# Exercise instructions:
Find each line that has the string "Knut" and give the total, with nothing else.

◆ ◆ ◆ ◆ ◆ ◆ ◆

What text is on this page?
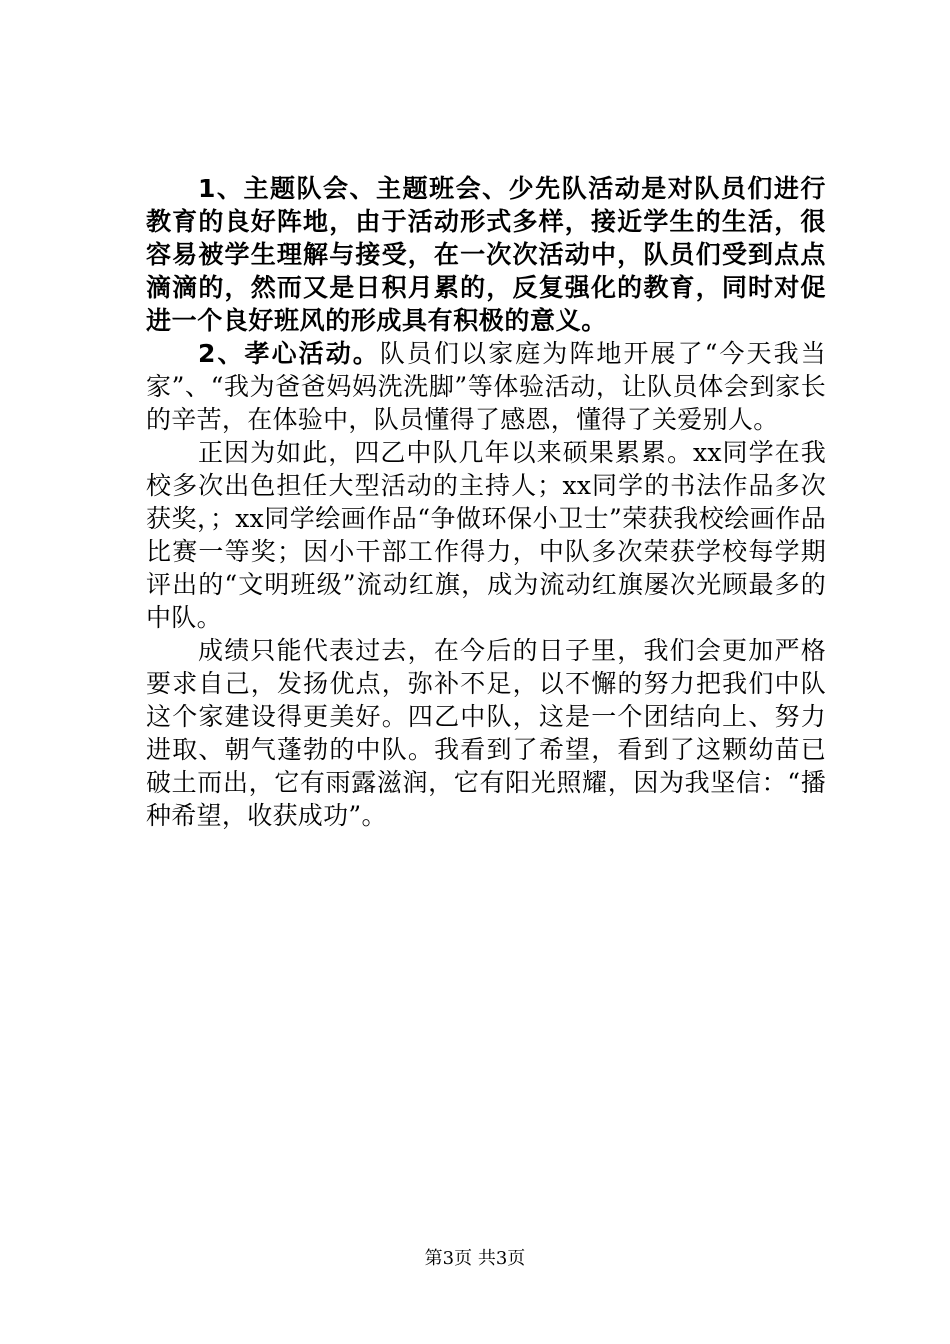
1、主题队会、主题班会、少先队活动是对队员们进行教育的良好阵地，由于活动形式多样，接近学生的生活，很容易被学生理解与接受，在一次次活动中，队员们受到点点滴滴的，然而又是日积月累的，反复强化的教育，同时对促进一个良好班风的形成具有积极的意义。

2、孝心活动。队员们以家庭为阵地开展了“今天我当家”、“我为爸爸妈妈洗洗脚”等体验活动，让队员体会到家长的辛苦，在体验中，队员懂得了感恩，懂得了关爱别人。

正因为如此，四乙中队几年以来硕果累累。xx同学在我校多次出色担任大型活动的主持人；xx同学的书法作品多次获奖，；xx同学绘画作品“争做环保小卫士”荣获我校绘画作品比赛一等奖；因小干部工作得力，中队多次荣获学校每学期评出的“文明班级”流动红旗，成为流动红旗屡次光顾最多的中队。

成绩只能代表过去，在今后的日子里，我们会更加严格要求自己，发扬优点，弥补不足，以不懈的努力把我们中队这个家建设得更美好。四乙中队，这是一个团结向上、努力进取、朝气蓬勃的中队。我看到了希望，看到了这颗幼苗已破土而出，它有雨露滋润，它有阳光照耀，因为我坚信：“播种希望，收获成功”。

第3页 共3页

◆ ◆ ◆ ◆ ◆ ◆ ◆

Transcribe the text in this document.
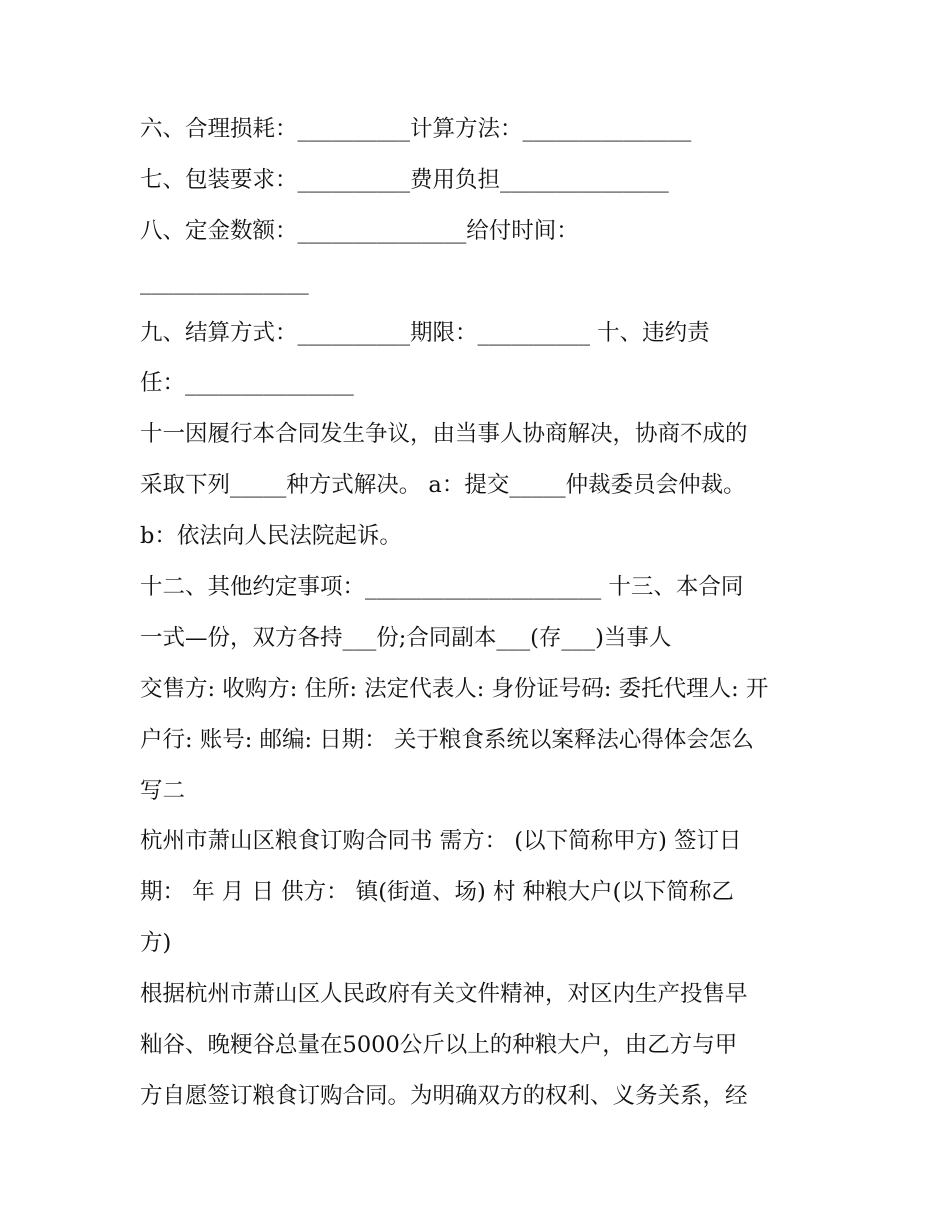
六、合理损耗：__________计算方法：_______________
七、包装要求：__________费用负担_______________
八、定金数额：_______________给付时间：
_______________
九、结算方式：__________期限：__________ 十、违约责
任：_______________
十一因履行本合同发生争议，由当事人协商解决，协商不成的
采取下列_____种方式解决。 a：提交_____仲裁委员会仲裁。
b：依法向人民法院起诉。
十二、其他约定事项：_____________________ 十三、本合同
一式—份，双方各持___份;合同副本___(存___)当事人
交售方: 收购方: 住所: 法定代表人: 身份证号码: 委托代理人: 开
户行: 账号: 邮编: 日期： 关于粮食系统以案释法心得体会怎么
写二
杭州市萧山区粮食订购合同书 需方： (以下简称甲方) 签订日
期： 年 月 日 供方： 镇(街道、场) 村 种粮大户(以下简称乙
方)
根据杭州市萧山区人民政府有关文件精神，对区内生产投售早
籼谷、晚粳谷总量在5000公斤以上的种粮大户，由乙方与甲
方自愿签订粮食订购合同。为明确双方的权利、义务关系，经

◆ ◆ ◆ ◆ ◆ ◆ ◆

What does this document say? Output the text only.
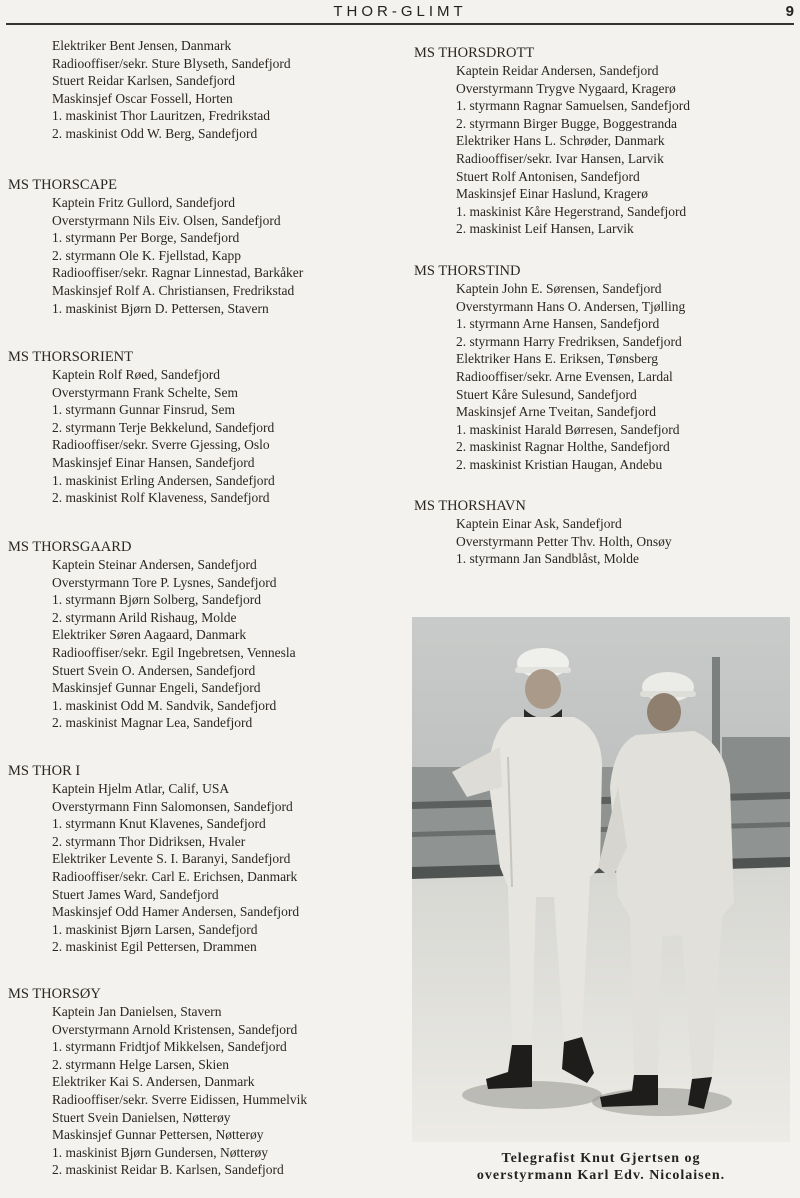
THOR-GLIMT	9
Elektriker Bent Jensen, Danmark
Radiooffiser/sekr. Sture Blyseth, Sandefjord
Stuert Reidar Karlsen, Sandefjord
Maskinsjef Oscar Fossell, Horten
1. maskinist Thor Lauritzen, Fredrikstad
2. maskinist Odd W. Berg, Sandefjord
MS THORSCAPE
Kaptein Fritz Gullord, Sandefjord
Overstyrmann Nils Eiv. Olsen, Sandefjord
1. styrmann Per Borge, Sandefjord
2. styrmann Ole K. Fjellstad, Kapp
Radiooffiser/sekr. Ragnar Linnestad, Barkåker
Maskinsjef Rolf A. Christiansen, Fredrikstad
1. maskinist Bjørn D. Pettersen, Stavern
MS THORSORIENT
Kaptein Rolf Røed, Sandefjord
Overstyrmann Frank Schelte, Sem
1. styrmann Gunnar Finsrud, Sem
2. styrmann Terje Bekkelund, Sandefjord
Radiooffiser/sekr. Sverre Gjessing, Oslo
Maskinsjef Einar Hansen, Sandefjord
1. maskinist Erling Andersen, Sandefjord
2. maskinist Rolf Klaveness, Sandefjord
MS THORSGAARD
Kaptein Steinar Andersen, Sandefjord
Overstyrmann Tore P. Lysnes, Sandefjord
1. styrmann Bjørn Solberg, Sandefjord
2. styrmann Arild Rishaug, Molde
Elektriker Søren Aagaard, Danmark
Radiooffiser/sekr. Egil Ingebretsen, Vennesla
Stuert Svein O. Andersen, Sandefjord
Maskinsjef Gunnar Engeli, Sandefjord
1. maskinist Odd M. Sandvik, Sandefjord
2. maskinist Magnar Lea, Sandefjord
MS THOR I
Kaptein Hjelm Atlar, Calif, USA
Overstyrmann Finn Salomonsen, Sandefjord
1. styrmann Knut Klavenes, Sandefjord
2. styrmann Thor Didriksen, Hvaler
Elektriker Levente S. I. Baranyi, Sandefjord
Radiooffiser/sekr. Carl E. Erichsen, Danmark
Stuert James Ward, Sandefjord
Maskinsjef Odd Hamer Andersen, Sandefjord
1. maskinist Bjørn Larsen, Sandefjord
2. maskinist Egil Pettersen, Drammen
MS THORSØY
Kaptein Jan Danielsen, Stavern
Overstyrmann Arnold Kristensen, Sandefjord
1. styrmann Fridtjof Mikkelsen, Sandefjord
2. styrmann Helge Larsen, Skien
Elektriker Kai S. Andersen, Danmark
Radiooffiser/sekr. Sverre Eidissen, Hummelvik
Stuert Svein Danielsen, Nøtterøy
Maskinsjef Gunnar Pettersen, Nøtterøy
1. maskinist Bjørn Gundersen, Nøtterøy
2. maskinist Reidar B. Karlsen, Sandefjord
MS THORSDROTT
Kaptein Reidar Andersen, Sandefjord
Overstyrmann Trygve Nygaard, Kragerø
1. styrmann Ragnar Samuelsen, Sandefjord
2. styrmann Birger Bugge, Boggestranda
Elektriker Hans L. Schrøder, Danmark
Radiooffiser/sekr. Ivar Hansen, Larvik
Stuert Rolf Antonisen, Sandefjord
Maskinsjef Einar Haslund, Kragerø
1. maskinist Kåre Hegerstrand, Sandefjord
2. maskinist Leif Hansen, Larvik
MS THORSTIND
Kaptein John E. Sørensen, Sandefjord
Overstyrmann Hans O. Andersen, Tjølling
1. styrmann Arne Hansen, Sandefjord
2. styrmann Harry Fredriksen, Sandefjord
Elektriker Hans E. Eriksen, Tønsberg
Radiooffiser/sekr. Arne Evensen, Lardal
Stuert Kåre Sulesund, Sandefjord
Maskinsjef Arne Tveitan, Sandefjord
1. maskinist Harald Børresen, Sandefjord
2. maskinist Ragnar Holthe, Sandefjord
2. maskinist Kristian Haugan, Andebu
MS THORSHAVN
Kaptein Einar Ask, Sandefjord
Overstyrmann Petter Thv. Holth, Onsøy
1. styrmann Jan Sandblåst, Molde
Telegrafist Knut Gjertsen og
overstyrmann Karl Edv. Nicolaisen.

◆ ◆ ◆ ◆ ◆ ◆ ◆

# Exercise result:
2